▸ **ITEMS**:
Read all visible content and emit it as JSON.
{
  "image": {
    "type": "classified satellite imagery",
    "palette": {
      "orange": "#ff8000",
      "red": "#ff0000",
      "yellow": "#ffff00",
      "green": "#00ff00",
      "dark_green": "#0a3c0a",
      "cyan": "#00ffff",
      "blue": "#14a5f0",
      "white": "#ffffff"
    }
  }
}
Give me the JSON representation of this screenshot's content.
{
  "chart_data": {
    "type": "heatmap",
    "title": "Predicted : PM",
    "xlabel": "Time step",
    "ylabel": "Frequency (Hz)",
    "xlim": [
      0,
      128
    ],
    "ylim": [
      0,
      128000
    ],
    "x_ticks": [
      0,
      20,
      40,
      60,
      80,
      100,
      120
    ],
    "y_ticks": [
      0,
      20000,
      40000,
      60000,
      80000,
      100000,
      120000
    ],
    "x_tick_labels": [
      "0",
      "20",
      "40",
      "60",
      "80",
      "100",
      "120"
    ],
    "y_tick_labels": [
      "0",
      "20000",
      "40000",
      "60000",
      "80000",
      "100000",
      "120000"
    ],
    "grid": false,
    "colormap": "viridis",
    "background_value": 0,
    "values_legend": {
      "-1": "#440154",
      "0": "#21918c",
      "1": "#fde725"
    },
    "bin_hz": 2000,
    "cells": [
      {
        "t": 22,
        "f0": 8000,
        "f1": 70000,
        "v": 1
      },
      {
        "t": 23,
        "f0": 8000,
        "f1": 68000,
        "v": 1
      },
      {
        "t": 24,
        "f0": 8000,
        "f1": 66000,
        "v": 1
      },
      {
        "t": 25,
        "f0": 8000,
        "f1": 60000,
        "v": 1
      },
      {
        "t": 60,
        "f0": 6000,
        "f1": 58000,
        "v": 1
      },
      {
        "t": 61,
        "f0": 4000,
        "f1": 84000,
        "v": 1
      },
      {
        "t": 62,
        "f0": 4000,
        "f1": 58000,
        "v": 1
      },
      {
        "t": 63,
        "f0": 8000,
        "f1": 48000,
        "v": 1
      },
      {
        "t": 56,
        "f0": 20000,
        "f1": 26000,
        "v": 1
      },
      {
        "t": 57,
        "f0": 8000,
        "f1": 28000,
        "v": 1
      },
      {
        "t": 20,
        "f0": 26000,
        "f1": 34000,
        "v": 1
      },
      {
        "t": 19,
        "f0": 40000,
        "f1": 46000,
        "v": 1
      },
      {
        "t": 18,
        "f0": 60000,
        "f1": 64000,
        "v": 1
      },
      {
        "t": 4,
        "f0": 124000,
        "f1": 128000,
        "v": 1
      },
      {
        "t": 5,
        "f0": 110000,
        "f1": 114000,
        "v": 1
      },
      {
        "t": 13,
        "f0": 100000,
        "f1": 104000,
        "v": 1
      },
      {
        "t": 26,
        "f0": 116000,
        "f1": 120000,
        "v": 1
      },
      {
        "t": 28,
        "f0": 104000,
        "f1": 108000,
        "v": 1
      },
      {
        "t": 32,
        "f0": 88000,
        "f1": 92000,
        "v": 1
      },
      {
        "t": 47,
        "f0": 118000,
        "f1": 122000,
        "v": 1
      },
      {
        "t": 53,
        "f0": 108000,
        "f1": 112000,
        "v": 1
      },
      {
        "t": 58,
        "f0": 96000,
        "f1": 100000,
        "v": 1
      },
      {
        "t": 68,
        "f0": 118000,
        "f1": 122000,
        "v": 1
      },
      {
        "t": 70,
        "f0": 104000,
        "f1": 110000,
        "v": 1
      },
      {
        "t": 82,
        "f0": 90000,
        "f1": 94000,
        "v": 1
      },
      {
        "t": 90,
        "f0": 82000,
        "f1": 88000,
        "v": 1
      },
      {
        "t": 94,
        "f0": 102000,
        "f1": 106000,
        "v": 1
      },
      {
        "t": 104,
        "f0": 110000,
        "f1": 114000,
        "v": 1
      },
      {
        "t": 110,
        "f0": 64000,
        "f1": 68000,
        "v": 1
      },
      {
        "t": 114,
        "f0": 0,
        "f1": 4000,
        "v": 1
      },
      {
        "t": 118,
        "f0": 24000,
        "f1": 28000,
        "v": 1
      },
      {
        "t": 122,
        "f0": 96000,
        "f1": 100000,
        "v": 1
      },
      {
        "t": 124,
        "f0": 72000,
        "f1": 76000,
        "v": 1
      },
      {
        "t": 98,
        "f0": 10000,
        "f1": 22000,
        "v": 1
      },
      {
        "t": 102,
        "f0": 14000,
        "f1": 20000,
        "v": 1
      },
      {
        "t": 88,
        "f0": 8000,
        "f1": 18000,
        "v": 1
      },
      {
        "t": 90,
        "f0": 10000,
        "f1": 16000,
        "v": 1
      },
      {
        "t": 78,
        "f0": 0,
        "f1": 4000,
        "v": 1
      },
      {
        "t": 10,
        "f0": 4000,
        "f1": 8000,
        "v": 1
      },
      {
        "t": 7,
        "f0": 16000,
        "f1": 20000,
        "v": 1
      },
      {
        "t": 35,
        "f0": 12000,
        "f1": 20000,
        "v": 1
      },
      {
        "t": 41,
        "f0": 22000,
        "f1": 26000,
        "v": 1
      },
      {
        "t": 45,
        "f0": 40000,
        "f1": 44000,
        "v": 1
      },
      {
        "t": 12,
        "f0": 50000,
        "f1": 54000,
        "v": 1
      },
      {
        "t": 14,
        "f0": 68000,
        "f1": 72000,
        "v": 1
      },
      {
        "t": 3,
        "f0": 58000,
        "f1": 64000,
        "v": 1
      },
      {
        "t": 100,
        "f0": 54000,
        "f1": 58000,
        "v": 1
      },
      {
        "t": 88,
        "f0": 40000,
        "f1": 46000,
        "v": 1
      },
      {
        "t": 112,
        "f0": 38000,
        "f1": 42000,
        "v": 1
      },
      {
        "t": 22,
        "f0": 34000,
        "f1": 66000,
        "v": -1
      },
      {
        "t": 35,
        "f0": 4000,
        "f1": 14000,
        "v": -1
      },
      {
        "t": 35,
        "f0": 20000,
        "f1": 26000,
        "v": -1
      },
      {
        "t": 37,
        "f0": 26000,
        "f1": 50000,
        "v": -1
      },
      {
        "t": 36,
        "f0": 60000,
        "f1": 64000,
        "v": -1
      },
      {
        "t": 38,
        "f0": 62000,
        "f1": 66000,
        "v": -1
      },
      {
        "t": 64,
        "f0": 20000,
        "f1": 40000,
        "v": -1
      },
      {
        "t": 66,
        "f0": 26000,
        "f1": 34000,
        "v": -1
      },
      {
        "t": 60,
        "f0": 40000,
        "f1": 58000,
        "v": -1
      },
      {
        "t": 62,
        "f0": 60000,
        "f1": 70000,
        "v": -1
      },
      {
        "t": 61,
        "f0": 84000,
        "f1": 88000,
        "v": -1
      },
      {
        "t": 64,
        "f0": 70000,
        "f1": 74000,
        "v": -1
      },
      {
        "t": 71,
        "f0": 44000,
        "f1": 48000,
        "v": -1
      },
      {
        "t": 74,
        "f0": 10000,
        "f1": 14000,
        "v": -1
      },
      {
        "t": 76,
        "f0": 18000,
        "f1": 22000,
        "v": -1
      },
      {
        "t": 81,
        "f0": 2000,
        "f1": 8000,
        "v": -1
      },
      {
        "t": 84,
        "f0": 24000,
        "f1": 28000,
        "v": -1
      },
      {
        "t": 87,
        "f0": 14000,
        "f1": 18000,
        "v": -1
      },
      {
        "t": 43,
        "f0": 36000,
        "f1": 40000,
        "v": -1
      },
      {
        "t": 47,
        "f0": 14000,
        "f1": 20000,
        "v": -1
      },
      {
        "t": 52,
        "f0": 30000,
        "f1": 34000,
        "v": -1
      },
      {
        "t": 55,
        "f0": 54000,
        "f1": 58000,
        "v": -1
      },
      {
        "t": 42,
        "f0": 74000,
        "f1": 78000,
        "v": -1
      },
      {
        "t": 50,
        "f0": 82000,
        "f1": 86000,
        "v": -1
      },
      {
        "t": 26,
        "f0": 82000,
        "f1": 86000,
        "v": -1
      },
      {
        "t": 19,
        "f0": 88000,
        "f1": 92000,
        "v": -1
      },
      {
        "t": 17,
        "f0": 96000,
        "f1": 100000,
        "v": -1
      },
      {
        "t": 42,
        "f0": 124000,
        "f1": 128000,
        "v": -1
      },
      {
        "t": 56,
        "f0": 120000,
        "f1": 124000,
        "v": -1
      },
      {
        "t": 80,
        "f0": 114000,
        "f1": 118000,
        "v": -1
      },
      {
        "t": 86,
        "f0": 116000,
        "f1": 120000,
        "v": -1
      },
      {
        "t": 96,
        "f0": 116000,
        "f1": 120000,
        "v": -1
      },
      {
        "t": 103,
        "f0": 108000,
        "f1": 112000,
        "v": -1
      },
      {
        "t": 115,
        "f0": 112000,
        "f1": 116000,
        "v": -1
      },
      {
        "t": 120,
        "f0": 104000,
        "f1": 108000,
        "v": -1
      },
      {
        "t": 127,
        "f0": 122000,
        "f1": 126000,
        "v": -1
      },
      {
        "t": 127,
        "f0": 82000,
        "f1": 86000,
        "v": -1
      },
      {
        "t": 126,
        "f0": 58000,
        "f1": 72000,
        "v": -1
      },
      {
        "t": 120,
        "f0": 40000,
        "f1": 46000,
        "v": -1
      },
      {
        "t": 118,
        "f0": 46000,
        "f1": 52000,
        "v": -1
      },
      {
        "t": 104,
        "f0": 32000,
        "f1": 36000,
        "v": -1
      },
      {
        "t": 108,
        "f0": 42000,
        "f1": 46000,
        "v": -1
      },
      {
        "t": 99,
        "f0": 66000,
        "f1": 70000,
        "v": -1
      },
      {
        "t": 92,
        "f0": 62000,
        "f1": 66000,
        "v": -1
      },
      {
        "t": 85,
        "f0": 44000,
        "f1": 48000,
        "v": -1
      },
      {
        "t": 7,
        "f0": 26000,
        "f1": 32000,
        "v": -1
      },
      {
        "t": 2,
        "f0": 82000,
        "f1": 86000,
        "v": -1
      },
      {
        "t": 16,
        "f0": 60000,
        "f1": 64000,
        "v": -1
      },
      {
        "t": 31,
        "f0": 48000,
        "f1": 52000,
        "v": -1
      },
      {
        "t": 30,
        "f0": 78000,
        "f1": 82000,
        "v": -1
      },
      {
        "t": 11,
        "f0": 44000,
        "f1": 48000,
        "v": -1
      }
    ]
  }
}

▸ **EXERCISE INSTRUCTIONS**: Check each line above for "type" and return the ones that have it.

▸ **RESULT FOR THIS EXERCISE**:
    "type": "classified satellite imagery",
    "type": "heatmap",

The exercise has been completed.